(ENTRIES)

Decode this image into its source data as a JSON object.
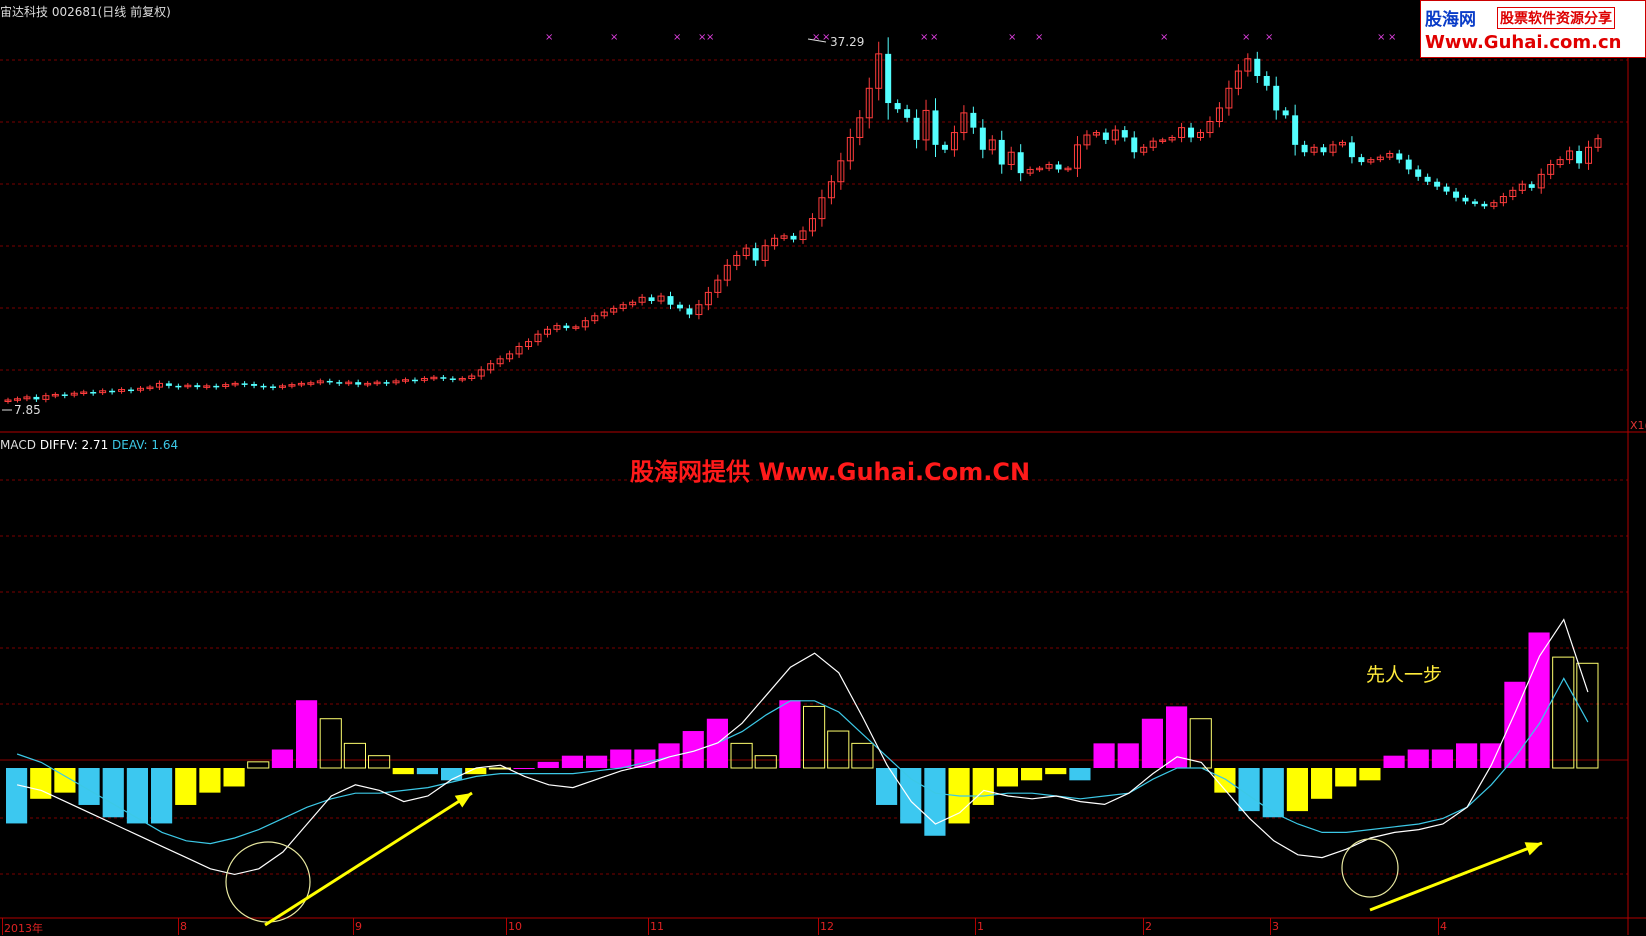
{
  "window": {
    "title": "宙达科技 002681(日线 前复权)"
  },
  "logo": {
    "brand": "股海网",
    "slogan": "股票软件资源分享",
    "url": "Www.Guhai.com.cn"
  },
  "macd_panel": {
    "name": "MACD",
    "diff_label": "DIFFV: 2.71",
    "dea_label": "DEAV: 1.64"
  },
  "watermark": "股海网提供 Www.Guhai.Com.CN",
  "annotation": "先人一步",
  "price_axis": {
    "high_label": "37.29",
    "low_label": "7.85",
    "right_marker": "X1("
  },
  "x_axis_labels": [
    "2013年",
    "8",
    "9",
    "10",
    "11",
    "12",
    "1",
    "2",
    "3",
    "4"
  ],
  "colors": {
    "up": "#ff3c3c",
    "down": "#54ffff",
    "macd_pos_diverge": "#ff00ff",
    "macd_pos_converge": "#ffff6e",
    "macd_neg_diverge": "#3cc8f0",
    "macd_neg_converge": "#ffff00",
    "diff_line": "#ffffff",
    "dea_line": "#3cc8e6",
    "grid": "#7a0000",
    "arrow": "#ffff00"
  },
  "chart_data": [
    {
      "type": "candlestick",
      "title": "宙达科技 002681(日线 前复权)",
      "ylim": [
        7.85,
        37.29
      ],
      "close": [
        7.85,
        7.95,
        8.1,
        7.9,
        8.2,
        8.3,
        8.25,
        8.4,
        8.5,
        8.45,
        8.6,
        8.55,
        8.7,
        8.65,
        8.8,
        8.9,
        9.2,
        9.0,
        8.95,
        9.05,
        8.9,
        9.0,
        8.95,
        9.1,
        9.2,
        9.15,
        9.0,
        8.95,
        8.9,
        9.0,
        9.1,
        9.2,
        9.25,
        9.4,
        9.3,
        9.2,
        9.3,
        9.1,
        9.2,
        9.3,
        9.25,
        9.4,
        9.5,
        9.45,
        9.6,
        9.7,
        9.6,
        9.5,
        9.6,
        9.8,
        10.3,
        10.8,
        11.2,
        11.6,
        12.2,
        12.6,
        13.2,
        13.6,
        13.9,
        13.7,
        13.8,
        14.3,
        14.7,
        15.0,
        15.3,
        15.6,
        15.8,
        16.2,
        15.9,
        16.3,
        15.6,
        15.3,
        14.8,
        15.6,
        16.6,
        17.6,
        18.8,
        19.6,
        20.2,
        19.2,
        20.4,
        21.0,
        21.2,
        20.9,
        21.6,
        22.6,
        24.3,
        25.6,
        27.3,
        29.2,
        30.8,
        33.2,
        36.0,
        32.0,
        31.5,
        30.8,
        29.0,
        31.4,
        28.6,
        28.2,
        29.6,
        31.2,
        30.0,
        28.2,
        29.0,
        27.0,
        28.0,
        26.3,
        26.6,
        26.7,
        27.0,
        26.6,
        26.7,
        28.6,
        29.4,
        29.6,
        29.0,
        29.8,
        29.2,
        28.0,
        28.4,
        28.9,
        29.0,
        29.2,
        30.0,
        29.2,
        29.6,
        30.5,
        31.6,
        33.2,
        34.6,
        35.6,
        34.2,
        33.4,
        31.4,
        31.0,
        28.6,
        28.0,
        28.4,
        28.0,
        28.6,
        28.8,
        27.6,
        27.2,
        27.4,
        27.6,
        27.9,
        27.4,
        26.6,
        26.0,
        25.6,
        25.2,
        24.8,
        24.3,
        24.0,
        23.8,
        23.6,
        23.9,
        24.4,
        24.9,
        25.4,
        25.1,
        26.2,
        27.0,
        27.4,
        28.1,
        27.1,
        28.4,
        29.1
      ]
    },
    {
      "type": "bar",
      "title": "MACD",
      "series": [
        {
          "name": "DIFFV",
          "values": [
            -0.6,
            -0.8,
            -1.2,
            -1.6,
            -2.0,
            -2.4,
            -2.8,
            -3.2,
            -3.6,
            -3.8,
            -3.6,
            -3.0,
            -2.0,
            -1.0,
            -0.6,
            -0.8,
            -1.2,
            -1.0,
            -0.4,
            0.0,
            0.1,
            -0.3,
            -0.6,
            -0.7,
            -0.4,
            -0.1,
            0.1,
            0.4,
            0.6,
            0.9,
            1.6,
            2.6,
            3.6,
            4.1,
            3.4,
            1.8,
            0.1,
            -1.2,
            -2.0,
            -1.6,
            -0.8,
            -1.0,
            -1.1,
            -1.0,
            -1.2,
            -1.3,
            -0.9,
            -0.2,
            0.4,
            0.2,
            -0.8,
            -1.8,
            -2.6,
            -3.1,
            -3.2,
            -2.9,
            -2.5,
            -2.3,
            -2.2,
            -2.0,
            -1.4,
            0.1,
            2.0,
            4.0,
            5.3,
            2.71
          ]
        },
        {
          "name": "DEAV",
          "values": [
            0.5,
            0.2,
            -0.3,
            -0.8,
            -1.3,
            -1.8,
            -2.3,
            -2.6,
            -2.7,
            -2.5,
            -2.2,
            -1.8,
            -1.4,
            -1.1,
            -0.9,
            -0.9,
            -0.8,
            -0.7,
            -0.5,
            -0.3,
            -0.2,
            -0.2,
            -0.2,
            -0.2,
            -0.1,
            0.0,
            0.2,
            0.4,
            0.6,
            0.9,
            1.3,
            1.9,
            2.4,
            2.4,
            2.0,
            1.2,
            0.4,
            -0.4,
            -0.9,
            -1.0,
            -1.0,
            -0.9,
            -0.9,
            -1.0,
            -1.1,
            -1.0,
            -0.9,
            -0.4,
            0.0,
            0.0,
            -0.4,
            -1.0,
            -1.6,
            -2.0,
            -2.3,
            -2.3,
            -2.2,
            -2.1,
            -2.0,
            -1.8,
            -1.4,
            -0.6,
            0.4,
            1.6,
            3.2,
            1.64
          ]
        },
        {
          "name": "MACD",
          "values": [
            -0.9,
            -0.5,
            -0.4,
            -0.6,
            -0.8,
            -0.9,
            -0.9,
            -0.6,
            -0.4,
            -0.3,
            0.1,
            0.3,
            1.1,
            0.8,
            0.4,
            0.2,
            -0.1,
            -0.1,
            -0.2,
            -0.1,
            0.0,
            0.0,
            0.1,
            0.2,
            0.2,
            0.3,
            0.3,
            0.4,
            0.6,
            0.8,
            0.4,
            0.2,
            1.1,
            1.0,
            0.6,
            0.4,
            -0.6,
            -0.9,
            -1.1,
            -0.9,
            -0.6,
            -0.3,
            -0.2,
            -0.1,
            -0.2,
            0.4,
            0.4,
            0.8,
            1.0,
            0.8,
            -0.4,
            -0.7,
            -0.8,
            -0.7,
            -0.5,
            -0.3,
            -0.2,
            0.2,
            0.3,
            0.3,
            0.4,
            0.4,
            1.4,
            2.2,
            1.8,
            1.7
          ]
        }
      ]
    }
  ]
}
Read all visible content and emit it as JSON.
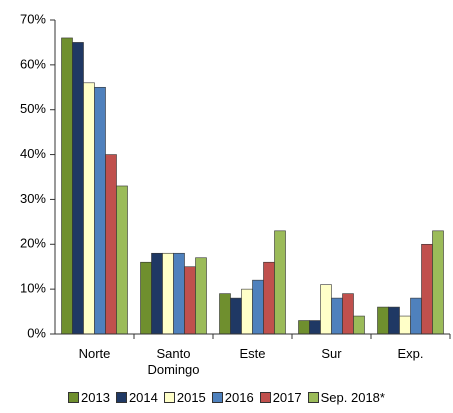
{
  "chart_data": {
    "type": "bar",
    "categories": [
      "Norte",
      "Santo Domingo",
      "Este",
      "Sur",
      "Exp."
    ],
    "series": [
      {
        "name": "2013",
        "color": "#6f8f2e",
        "values": [
          66,
          16,
          9,
          3,
          6
        ]
      },
      {
        "name": "2014",
        "color": "#1f3864",
        "values": [
          65,
          18,
          8,
          3,
          6
        ]
      },
      {
        "name": "2015",
        "color": "#ffffc8",
        "values": [
          56,
          18,
          10,
          11,
          4
        ]
      },
      {
        "name": "2016",
        "color": "#4f81bd",
        "values": [
          55,
          18,
          12,
          8,
          8
        ]
      },
      {
        "name": "2017",
        "color": "#c0504d",
        "values": [
          40,
          15,
          16,
          9,
          20
        ]
      },
      {
        "name": "Sep. 2018*",
        "color": "#9bbb59",
        "values": [
          33,
          17,
          23,
          4,
          23
        ]
      }
    ],
    "ylim": [
      0,
      70
    ],
    "yticks": [
      {
        "value": 0,
        "label": "0%"
      },
      {
        "value": 10,
        "label": "10%"
      },
      {
        "value": 20,
        "label": "20%"
      },
      {
        "value": 30,
        "label": "30%"
      },
      {
        "value": 40,
        "label": "40%"
      },
      {
        "value": 50,
        "label": "50%"
      },
      {
        "value": 60,
        "label": "60%"
      },
      {
        "value": 70,
        "label": "70%"
      }
    ],
    "grid": false
  }
}
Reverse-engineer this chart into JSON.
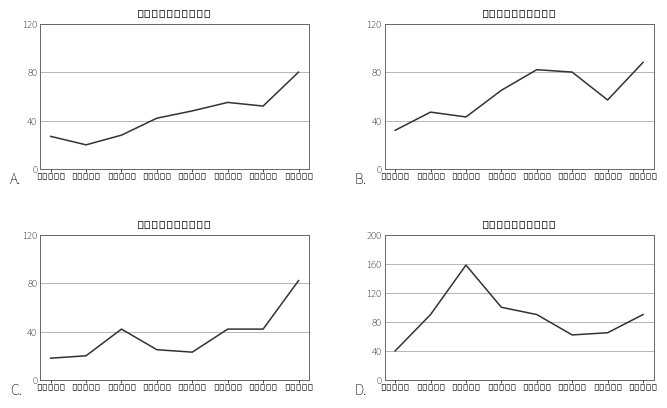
{
  "charts": [
    {
      "label": "A.",
      "title": "外资净收入（亿美元）",
      "years": [
        "2004年",
        "2005年",
        "2006年",
        "2007年",
        "2008年",
        "2009年",
        "2010年",
        "2011年"
      ],
      "values": [
        27,
        20,
        28,
        42,
        48,
        55,
        52,
        80
      ],
      "ylim": [
        0,
        120
      ],
      "yticks": [
        0,
        40,
        80,
        120
      ],
      "hlines": [
        40,
        80,
        120
      ]
    },
    {
      "label": "B.",
      "title": "外资净收入（亿美元）",
      "years": [
        "2004年",
        "2005年",
        "2006年",
        "2007年",
        "2008年",
        "2009年",
        "2010年",
        "2011年"
      ],
      "values": [
        32,
        47,
        43,
        65,
        82,
        80,
        57,
        88
      ],
      "ylim": [
        0,
        120
      ],
      "yticks": [
        0,
        40,
        80,
        120
      ],
      "hlines": [
        40,
        80,
        120
      ]
    },
    {
      "label": "C.",
      "title": "外资净收入（亿美元）",
      "years": [
        "2004年",
        "2005年",
        "2006年",
        "2007年",
        "2008年",
        "2009年",
        "2010年",
        "2011年"
      ],
      "values": [
        18,
        20,
        42,
        25,
        23,
        42,
        42,
        82
      ],
      "ylim": [
        0,
        120
      ],
      "yticks": [
        0,
        40,
        80,
        120
      ],
      "hlines": [
        40,
        80,
        120
      ]
    },
    {
      "label": "D.",
      "title": "外资净收入（亿美元）",
      "years": [
        "2004年",
        "2005年",
        "2006年",
        "2007年",
        "2008年",
        "2009年",
        "2010年",
        "2011年"
      ],
      "values": [
        40,
        90,
        158,
        100,
        90,
        62,
        65,
        90
      ],
      "ylim": [
        0,
        200
      ],
      "yticks": [
        0,
        40,
        80,
        120,
        160,
        200
      ],
      "hlines": [
        40,
        80,
        120,
        160,
        200
      ]
    }
  ],
  "line_color": "#333333",
  "bg_color": "#ffffff",
  "title_fontsize": 9,
  "tick_fontsize": 7,
  "label_fontsize": 10,
  "grid_color": "#aaaaaa",
  "spine_color": "#666666"
}
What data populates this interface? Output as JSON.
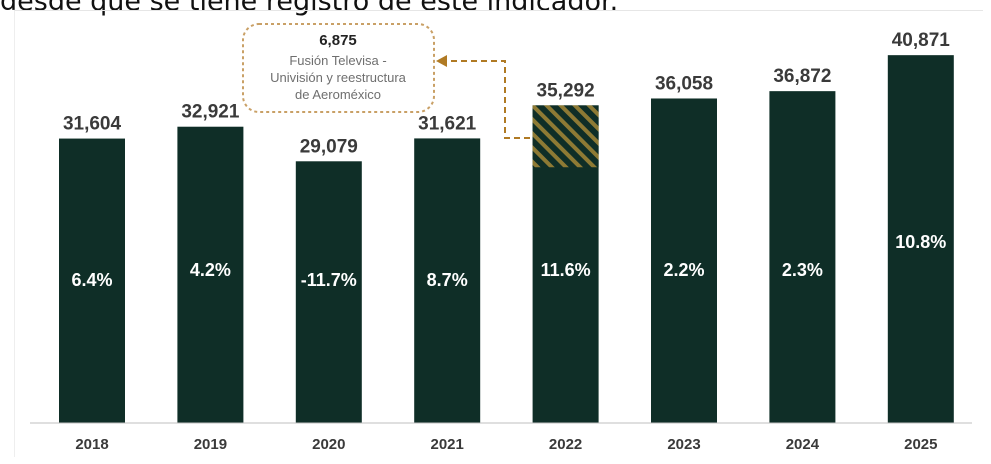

(PROBLEM STATEMENT) Lines containing the word "into" are to be tallied; report only the total.

(RESPONSE TO THE TASK) 2